Items from a figure collection
[start]
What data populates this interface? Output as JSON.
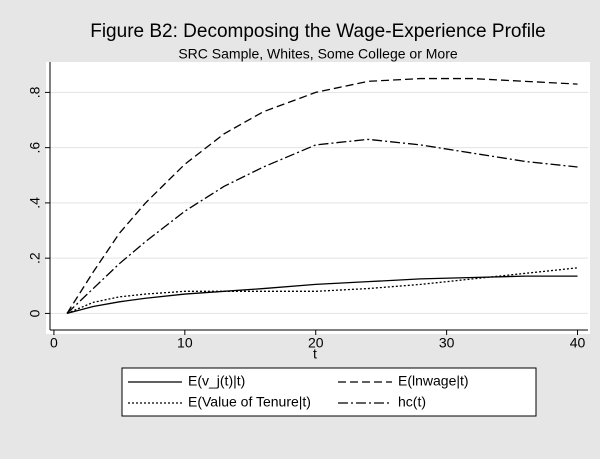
{
  "chart_data": {
    "type": "line",
    "title": "Figure B2: Decomposing the Wage-Experience Profile",
    "subtitle": "SRC Sample, Whites, Some College or More",
    "x_label": "t",
    "x": [
      1,
      3,
      5,
      7,
      10,
      13,
      16,
      20,
      24,
      28,
      32,
      36,
      40
    ],
    "series": [
      {
        "name": "E(v_j(t)|t)",
        "color": "#000000",
        "dash": "solid",
        "values": [
          0,
          0.025,
          0.042,
          0.055,
          0.07,
          0.08,
          0.09,
          0.105,
          0.115,
          0.125,
          0.13,
          0.135,
          0.135
        ]
      },
      {
        "name": "E(lnwage|t)",
        "color": "#000000",
        "dash": "dashed",
        "values": [
          0,
          0.15,
          0.29,
          0.4,
          0.54,
          0.65,
          0.73,
          0.8,
          0.84,
          0.85,
          0.85,
          0.84,
          0.83
        ]
      },
      {
        "name": "E(Value of Tenure|t)",
        "color": "#000000",
        "dash": "dotted",
        "values": [
          0,
          0.04,
          0.06,
          0.07,
          0.08,
          0.08,
          0.08,
          0.08,
          0.09,
          0.105,
          0.125,
          0.145,
          0.165
        ]
      },
      {
        "name": "hc(t)",
        "color": "#000000",
        "dash": "dashdot",
        "values": [
          0,
          0.09,
          0.18,
          0.26,
          0.37,
          0.46,
          0.53,
          0.61,
          0.63,
          0.61,
          0.58,
          0.55,
          0.53
        ]
      }
    ],
    "xlim": [
      -0.3,
      40.8
    ],
    "ylim": [
      -0.06,
      0.91
    ],
    "xticks": [
      0,
      10,
      20,
      30,
      40
    ],
    "yticks": [
      0,
      {
        "value": 0.2,
        "label": ".2"
      },
      {
        "value": 0.4,
        "label": ".4"
      },
      {
        "value": 0.6,
        "label": ".6"
      },
      {
        "value": 0.8,
        "label": ".8"
      }
    ],
    "grid": true,
    "legend_position": "bottom"
  }
}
[end]
● **Your goal**:
Show each line of the data that contains the string "dash".

● **Exercise answer**:
        "dash": "solid",
        "dash": "dashed",
        "dash": "dotted",
        "dash": "dashdot",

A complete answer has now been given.